==== Given information ====

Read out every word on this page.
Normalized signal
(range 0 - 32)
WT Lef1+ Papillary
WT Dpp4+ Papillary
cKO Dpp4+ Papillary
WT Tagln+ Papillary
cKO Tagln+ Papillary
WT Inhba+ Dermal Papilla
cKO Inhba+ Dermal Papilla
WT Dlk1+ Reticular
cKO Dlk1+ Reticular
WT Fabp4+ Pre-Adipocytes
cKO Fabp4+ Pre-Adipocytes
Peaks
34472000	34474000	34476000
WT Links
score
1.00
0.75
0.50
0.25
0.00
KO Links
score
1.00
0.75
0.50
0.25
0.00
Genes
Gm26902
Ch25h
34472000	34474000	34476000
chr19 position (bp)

====

Task to complete
An exact restatement of all the entries above is needed.

Final answer
Read out every word on this page.
Normalized signal
(range 0 - 32)
WT Lef1+ Papillary
WT Dpp4+ Papillary
cKO Dpp4+ Papillary
WT Tagln+ Papillary
cKO Tagln+ Papillary
WT Inhba+ Dermal Papilla
cKO Inhba+ Dermal Papilla
WT Dlk1+ Reticular
cKO Dlk1+ Reticular
WT Fabp4+ Pre-Adipocytes
cKO Fabp4+ Pre-Adipocytes
Peaks
34472000	34474000	34476000
WT Links
score
1.00
0.75
0.50
0.25
0.00
KO Links
score
1.00
0.75
0.50
0.25
0.00
Genes
Gm26902
Ch25h
34472000	34474000	34476000
chr19 position (bp)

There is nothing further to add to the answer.